===== Input for this task =====

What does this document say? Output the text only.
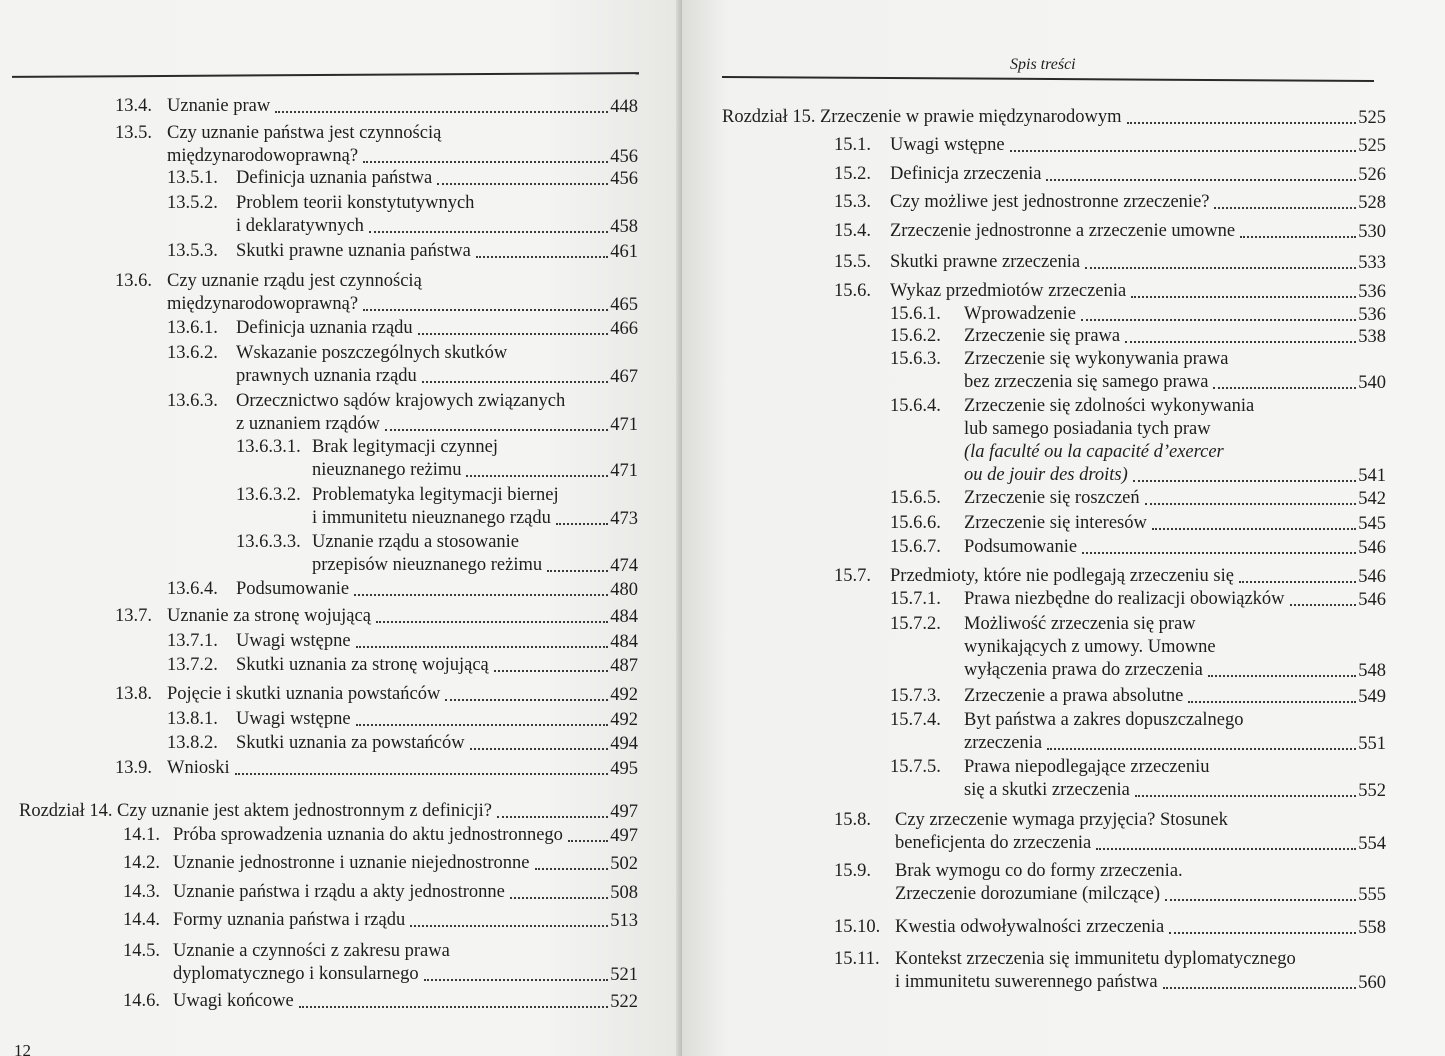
13.4. Uznanie praw	448
13.5. Czy uznanie państwa jest czynnością
międzynarodowoprawną?	456
13.5.1. Definicja uznania państwa	456
13.5.2. Problem teorii konstytutywnych
i deklaratywnych	458
13.5.3. Skutki prawne uznania państwa	461
13.6. Czy uznanie rządu jest czynnością
międzynarodowoprawną?	465
13.6.1. Definicja uznania rządu	466
13.6.2. Wskazanie poszczególnych skutków
prawnych uznania rządu	467
13.6.3. Orzecznictwo sądów krajowych związanych
z uznaniem rządów	471
13.6.3.1. Brak legitymacji czynnej
nieuznanego reżimu	471
13.6.3.2. Problematyka legitymacji biernej
i immunitetu nieuznanego rządu	473
13.6.3.3. Uznanie rządu a stosowanie
przepisów nieuznanego reżimu	474
13.6.4. Podsumowanie	480
13.7. Uznanie za stronę wojującą	484
13.7.1. Uwagi wstępne	484
13.7.2. Skutki uznania za stronę wojującą	487
13.8. Pojęcie i skutki uznania powstańców	492
13.8.1. Uwagi wstępne	492
13.8.2. Skutki uznania za powstańców	494
13.9. Wnioski	495
Rozdział 14. Czy uznanie jest aktem jednostronnym z definicji?	497
14.1. Próba sprowadzenia uznania do aktu jednostronnego	497
14.2. Uznanie jednostronne i uznanie niejednostronne	502
14.3. Uznanie państwa i rządu a akty jednostronne	508
14.4. Formy uznania państwa i rządu	513
14.5. Uznanie a czynności z zakresu prawa
dyplomatycznego i konsularnego	521
14.6. Uwagi końcowe	522
12
Spis treści
Rozdział 15. Zrzeczenie w prawie międzynarodowym	525
15.1. Uwagi wstępne	525
15.2. Definicja zrzeczenia	526
15.3. Czy możliwe jest jednostronne zrzeczenie?	528
15.4. Zrzeczenie jednostronne a zrzeczenie umowne	530
15.5. Skutki prawne zrzeczenia	533
15.6. Wykaz przedmiotów zrzeczenia	536
15.6.1. Wprowadzenie	536
15.6.2. Zrzeczenie się prawa	538
15.6.3. Zrzeczenie się wykonywania prawa
bez zrzeczenia się samego prawa	540
15.6.4. Zrzeczenie się zdolności wykonywania
lub samego posiadania tych praw
(la faculté ou la capacité d’exercer
ou de jouir des droits)	541
15.6.5. Zrzeczenie się roszczeń	542
15.6.6. Zrzeczenie się interesów	545
15.6.7. Podsumowanie	546
15.7. Przedmioty, które nie podlegają zrzeczeniu się	546
15.7.1. Prawa niezbędne do realizacji obowiązków	546
15.7.2. Możliwość zrzeczenia się praw
wynikających z umowy. Umowne
wyłączenia prawa do zrzeczenia	548
15.7.3. Zrzeczenie a prawa absolutne	549
15.7.4. Byt państwa a zakres dopuszczalnego
zrzeczenia	551
15.7.5. Prawa niepodlegające zrzeczeniu
się a skutki zrzeczenia	552
15.8. Czy zrzeczenie wymaga przyjęcia? Stosunek
beneficjenta do zrzeczenia	554
15.9. Brak wymogu co do formy zrzeczenia.
Zrzeczenie dorozumiane (milczące)	555
15.10. Kwestia odwoływalności zrzeczenia	558
15.11. Kontekst zrzeczenia się immunitetu dyplomatycznego
i immunitetu suwerennego państwa	560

=====

# What to do
Repeat each entry exactly as it appears; skip any picture.

# The output
What does this document say? Output the text only.
13.4. Uznanie praw	448
13.5. Czy uznanie państwa jest czynnością
międzynarodowoprawną?	456
13.5.1. Definicja uznania państwa	456
13.5.2. Problem teorii konstytutywnych
i deklaratywnych	458
13.5.3. Skutki prawne uznania państwa	461
13.6. Czy uznanie rządu jest czynnością
międzynarodowoprawną?	465
13.6.1. Definicja uznania rządu	466
13.6.2. Wskazanie poszczególnych skutków
prawnych uznania rządu	467
13.6.3. Orzecznictwo sądów krajowych związanych
z uznaniem rządów	471
13.6.3.1. Brak legitymacji czynnej
nieuznanego reżimu	471
13.6.3.2. Problematyka legitymacji biernej
i immunitetu nieuznanego rządu	473
13.6.3.3. Uznanie rządu a stosowanie
przepisów nieuznanego reżimu	474
13.6.4. Podsumowanie	480
13.7. Uznanie za stronę wojującą	484
13.7.1. Uwagi wstępne	484
13.7.2. Skutki uznania za stronę wojującą	487
13.8. Pojęcie i skutki uznania powstańców	492
13.8.1. Uwagi wstępne	492
13.8.2. Skutki uznania za powstańców	494
13.9. Wnioski	495
Rozdział 14. Czy uznanie jest aktem jednostronnym z definicji?	497
14.1. Próba sprowadzenia uznania do aktu jednostronnego	497
14.2. Uznanie jednostronne i uznanie niejednostronne	502
14.3. Uznanie państwa i rządu a akty jednostronne	508
14.4. Formy uznania państwa i rządu	513
14.5. Uznanie a czynności z zakresu prawa
dyplomatycznego i konsularnego	521
14.6. Uwagi końcowe	522
12
Spis treści
Rozdział 15. Zrzeczenie w prawie międzynarodowym	525
15.1. Uwagi wstępne	525
15.2. Definicja zrzeczenia	526
15.3. Czy możliwe jest jednostronne zrzeczenie?	528
15.4. Zrzeczenie jednostronne a zrzeczenie umowne	530
15.5. Skutki prawne zrzeczenia	533
15.6. Wykaz przedmiotów zrzeczenia	536
15.6.1. Wprowadzenie	536
15.6.2. Zrzeczenie się prawa	538
15.6.3. Zrzeczenie się wykonywania prawa
bez zrzeczenia się samego prawa	540
15.6.4. Zrzeczenie się zdolności wykonywania
lub samego posiadania tych praw
(la faculté ou la capacité d’exercer
ou de jouir des droits)	541
15.6.5. Zrzeczenie się roszczeń	542
15.6.6. Zrzeczenie się interesów	545
15.6.7. Podsumowanie	546
15.7. Przedmioty, które nie podlegają zrzeczeniu się	546
15.7.1. Prawa niezbędne do realizacji obowiązków	546
15.7.2. Możliwość zrzeczenia się praw
wynikających z umowy. Umowne
wyłączenia prawa do zrzeczenia	548
15.7.3. Zrzeczenie a prawa absolutne	549
15.7.4. Byt państwa a zakres dopuszczalnego
zrzeczenia	551
15.7.5. Prawa niepodlegające zrzeczeniu
się a skutki zrzeczenia	552
15.8. Czy zrzeczenie wymaga przyjęcia? Stosunek
beneficjenta do zrzeczenia	554
15.9. Brak wymogu co do formy zrzeczenia.
Zrzeczenie dorozumiane (milczące)	555
15.10. Kwestia odwoływalności zrzeczenia	558
15.11. Kontekst zrzeczenia się immunitetu dyplomatycznego
i immunitetu suwerennego państwa	560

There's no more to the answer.